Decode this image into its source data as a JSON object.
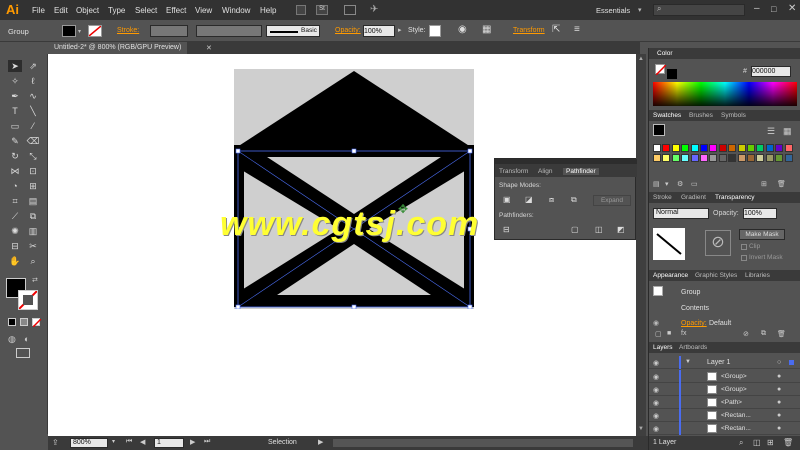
{
  "menu": {
    "logo": "Ai",
    "items": [
      "File",
      "Edit",
      "Object",
      "Type",
      "Select",
      "Effect",
      "View",
      "Window",
      "Help"
    ],
    "workspace": "Essentials",
    "search_placeholder": ""
  },
  "control": {
    "selection_label": "Group",
    "stroke_label": "Stroke:",
    "brush_label": "Basic",
    "opacity_label": "Opacity:",
    "opacity_value": "100%",
    "style_label": "Style:",
    "transform_label": "Transform"
  },
  "document": {
    "tab_title": "Untitled-2* @ 800% (RGB/GPU Preview)"
  },
  "status": {
    "zoom": "800%",
    "artboard": "1",
    "tool": "Selection"
  },
  "colors": {
    "accent": "#ff9a00",
    "selection": "#4a6cf0",
    "artboard_bg": "#cfcfcf",
    "envelope": "#000000",
    "watermark": "#ffff33"
  },
  "watermark": "www.cgtsj.com",
  "color_panel": {
    "title": "Color",
    "hex": "000000"
  },
  "swatches_panel": {
    "tabs": [
      "Swatches",
      "Brushes",
      "Symbols"
    ]
  },
  "stroke_panel": {
    "tabs": [
      "Stroke",
      "Gradient",
      "Transparency"
    ],
    "blend_mode": "Normal",
    "opacity_label": "Opacity:",
    "opacity_value": "100%",
    "make_mask": "Make Mask",
    "clip": "Clip",
    "invert_mask": "Invert Mask"
  },
  "appearance_panel": {
    "tabs": [
      "Appearance",
      "Graphic Styles",
      "Libraries"
    ],
    "rows": [
      "Group",
      "Contents"
    ],
    "opacity_row": "Opacity:",
    "opacity_value": "Default"
  },
  "layers_panel": {
    "tabs": [
      "Layers",
      "Artboards"
    ],
    "layer_name": "Layer 1",
    "items": [
      "<Group>",
      "<Group>",
      "<Path>",
      "<Rectan...",
      "<Rectan..."
    ],
    "footer": "1 Layer"
  },
  "pathfinder_panel": {
    "tabs": [
      "Transform",
      "Align",
      "Pathfinder"
    ],
    "shape_modes": "Shape Modes:",
    "pathfinders": "Pathfinders:",
    "expand": "Expand"
  }
}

━━━

**Do this**
Copy out the lines in which the string "Mask" appears.

**Problem solution**
    "make_mask": "Make Mask",
    "invert_mask": "Invert Mask"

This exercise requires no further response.